* Supplied records:

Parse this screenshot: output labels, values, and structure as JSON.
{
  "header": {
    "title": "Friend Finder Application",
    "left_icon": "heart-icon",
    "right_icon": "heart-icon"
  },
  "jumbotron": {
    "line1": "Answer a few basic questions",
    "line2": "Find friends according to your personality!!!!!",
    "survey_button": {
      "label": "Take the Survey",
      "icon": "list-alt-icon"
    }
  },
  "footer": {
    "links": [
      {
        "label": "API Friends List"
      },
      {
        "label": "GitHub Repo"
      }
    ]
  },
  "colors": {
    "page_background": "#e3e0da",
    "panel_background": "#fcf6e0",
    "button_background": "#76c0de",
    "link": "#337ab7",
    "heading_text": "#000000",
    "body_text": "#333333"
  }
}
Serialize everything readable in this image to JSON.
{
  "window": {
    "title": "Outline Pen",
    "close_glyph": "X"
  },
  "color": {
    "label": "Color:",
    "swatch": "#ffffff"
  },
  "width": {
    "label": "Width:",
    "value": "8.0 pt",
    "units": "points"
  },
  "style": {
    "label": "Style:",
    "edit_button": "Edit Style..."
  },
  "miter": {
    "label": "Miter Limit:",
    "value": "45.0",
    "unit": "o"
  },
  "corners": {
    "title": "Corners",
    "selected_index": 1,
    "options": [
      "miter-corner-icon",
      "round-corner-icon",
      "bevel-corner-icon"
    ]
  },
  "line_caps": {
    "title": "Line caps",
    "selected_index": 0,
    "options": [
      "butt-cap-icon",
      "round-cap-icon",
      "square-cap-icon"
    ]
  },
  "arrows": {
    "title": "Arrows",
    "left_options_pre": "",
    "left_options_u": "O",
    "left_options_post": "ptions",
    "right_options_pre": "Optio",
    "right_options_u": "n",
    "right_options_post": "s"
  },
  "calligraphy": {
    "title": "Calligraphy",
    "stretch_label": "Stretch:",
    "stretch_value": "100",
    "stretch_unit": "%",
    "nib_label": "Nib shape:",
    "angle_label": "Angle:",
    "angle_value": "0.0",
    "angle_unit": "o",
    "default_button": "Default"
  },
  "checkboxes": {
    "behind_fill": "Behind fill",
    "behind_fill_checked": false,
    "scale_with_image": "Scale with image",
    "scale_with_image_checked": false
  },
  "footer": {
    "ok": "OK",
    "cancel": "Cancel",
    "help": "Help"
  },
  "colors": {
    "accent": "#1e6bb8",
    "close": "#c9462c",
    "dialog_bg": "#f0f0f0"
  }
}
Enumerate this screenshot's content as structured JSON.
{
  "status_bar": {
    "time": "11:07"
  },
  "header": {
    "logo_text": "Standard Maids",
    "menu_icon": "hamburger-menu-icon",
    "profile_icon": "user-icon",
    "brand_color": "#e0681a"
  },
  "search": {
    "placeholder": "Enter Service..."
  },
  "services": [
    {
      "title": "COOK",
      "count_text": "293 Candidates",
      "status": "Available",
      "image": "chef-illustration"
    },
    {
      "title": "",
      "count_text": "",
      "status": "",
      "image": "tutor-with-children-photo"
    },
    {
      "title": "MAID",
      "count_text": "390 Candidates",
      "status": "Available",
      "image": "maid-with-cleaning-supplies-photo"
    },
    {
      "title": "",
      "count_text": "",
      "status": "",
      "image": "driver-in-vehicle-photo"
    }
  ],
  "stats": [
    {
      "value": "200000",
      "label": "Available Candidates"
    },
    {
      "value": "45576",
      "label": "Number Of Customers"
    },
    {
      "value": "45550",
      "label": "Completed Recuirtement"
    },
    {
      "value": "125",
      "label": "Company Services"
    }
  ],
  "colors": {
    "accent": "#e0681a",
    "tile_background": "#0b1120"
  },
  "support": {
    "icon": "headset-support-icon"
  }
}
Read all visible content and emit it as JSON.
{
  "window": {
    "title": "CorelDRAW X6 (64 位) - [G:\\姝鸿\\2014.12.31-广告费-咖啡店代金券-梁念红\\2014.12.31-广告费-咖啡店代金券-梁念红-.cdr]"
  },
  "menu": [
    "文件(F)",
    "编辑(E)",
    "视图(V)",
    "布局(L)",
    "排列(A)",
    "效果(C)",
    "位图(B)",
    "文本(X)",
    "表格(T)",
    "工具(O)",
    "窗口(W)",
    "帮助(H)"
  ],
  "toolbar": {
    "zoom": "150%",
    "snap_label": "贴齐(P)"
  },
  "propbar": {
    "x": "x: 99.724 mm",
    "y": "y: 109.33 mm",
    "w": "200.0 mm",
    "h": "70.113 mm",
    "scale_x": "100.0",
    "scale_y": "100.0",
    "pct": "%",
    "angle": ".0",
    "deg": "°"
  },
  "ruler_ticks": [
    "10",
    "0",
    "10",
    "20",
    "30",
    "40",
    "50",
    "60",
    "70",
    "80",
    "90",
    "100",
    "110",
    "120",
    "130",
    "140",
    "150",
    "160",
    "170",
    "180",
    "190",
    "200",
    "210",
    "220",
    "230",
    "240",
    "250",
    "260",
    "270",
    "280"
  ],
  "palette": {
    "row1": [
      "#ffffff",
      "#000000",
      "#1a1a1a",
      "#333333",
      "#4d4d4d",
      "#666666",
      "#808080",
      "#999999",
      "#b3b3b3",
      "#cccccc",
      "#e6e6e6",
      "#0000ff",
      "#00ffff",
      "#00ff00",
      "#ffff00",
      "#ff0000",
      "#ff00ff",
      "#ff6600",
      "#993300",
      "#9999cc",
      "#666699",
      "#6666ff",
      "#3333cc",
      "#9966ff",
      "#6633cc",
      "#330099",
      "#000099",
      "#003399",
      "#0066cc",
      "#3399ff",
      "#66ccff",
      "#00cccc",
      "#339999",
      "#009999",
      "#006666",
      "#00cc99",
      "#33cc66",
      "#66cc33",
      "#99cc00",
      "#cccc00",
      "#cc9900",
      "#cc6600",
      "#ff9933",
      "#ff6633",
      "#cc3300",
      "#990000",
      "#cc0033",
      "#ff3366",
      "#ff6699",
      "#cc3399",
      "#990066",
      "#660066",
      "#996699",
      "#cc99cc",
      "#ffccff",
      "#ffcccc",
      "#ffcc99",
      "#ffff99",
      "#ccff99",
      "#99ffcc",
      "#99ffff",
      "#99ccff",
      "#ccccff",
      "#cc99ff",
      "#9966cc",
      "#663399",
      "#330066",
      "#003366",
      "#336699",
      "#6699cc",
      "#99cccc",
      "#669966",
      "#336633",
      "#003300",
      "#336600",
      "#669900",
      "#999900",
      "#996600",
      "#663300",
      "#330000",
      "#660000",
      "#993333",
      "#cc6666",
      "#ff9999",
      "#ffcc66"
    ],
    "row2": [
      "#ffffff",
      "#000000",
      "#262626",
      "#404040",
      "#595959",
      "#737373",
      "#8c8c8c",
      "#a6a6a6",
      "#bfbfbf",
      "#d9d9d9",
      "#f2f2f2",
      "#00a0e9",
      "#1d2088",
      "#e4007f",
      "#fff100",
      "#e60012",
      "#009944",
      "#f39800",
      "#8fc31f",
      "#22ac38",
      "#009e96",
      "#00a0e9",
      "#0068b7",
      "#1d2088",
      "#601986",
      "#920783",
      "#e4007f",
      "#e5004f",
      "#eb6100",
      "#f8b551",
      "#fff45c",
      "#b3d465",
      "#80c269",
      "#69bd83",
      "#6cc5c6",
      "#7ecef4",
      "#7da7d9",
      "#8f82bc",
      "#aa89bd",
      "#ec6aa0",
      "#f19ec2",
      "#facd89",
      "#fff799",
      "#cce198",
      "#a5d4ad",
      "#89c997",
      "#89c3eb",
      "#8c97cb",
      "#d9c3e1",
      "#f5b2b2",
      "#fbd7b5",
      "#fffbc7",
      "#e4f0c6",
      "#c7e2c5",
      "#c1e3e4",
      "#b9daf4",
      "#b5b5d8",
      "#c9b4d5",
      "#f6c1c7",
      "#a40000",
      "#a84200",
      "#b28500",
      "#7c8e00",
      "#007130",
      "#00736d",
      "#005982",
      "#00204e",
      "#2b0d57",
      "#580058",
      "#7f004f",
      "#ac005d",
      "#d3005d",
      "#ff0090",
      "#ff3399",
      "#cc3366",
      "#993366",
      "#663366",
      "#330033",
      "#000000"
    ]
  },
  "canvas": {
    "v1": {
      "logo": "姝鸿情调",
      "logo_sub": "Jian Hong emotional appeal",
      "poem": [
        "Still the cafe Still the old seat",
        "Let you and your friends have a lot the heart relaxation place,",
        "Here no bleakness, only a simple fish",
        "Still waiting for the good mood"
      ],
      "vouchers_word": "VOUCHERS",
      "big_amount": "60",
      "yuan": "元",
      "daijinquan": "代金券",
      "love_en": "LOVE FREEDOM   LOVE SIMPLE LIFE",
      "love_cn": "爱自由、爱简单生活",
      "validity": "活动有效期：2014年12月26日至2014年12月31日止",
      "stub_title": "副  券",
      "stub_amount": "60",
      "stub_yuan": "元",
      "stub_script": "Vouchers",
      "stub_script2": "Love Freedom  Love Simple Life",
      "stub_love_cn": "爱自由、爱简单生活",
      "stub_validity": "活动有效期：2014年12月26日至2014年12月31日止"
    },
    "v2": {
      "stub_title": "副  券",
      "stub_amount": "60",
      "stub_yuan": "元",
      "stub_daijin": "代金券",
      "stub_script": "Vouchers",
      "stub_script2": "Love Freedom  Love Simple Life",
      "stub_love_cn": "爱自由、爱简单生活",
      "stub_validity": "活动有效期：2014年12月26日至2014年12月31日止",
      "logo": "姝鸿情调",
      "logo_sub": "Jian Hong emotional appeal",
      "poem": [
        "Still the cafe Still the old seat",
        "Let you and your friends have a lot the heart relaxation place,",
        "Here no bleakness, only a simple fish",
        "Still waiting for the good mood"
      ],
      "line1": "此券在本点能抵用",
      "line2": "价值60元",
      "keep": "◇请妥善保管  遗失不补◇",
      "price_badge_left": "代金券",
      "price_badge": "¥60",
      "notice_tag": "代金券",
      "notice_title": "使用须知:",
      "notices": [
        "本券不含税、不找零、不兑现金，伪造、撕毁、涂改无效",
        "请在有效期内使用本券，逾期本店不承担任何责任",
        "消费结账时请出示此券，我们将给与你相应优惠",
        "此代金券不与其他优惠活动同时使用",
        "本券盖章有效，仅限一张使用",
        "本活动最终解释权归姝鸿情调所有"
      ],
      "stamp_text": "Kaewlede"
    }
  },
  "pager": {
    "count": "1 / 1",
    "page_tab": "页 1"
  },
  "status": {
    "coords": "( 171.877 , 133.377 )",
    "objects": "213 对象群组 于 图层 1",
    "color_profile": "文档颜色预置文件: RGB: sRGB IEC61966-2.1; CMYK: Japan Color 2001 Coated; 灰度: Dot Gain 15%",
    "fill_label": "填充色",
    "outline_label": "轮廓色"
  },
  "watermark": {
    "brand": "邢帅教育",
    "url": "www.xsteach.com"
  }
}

* Exercise instructions: Pick out every line above that holds the word "this" and copy it.

* Task answer:
Parse this screenshot: output labels, values, and structure as JSON.
Serialize everything readable in this image to JSON.
Enumerate this screenshot's content as structured JSON.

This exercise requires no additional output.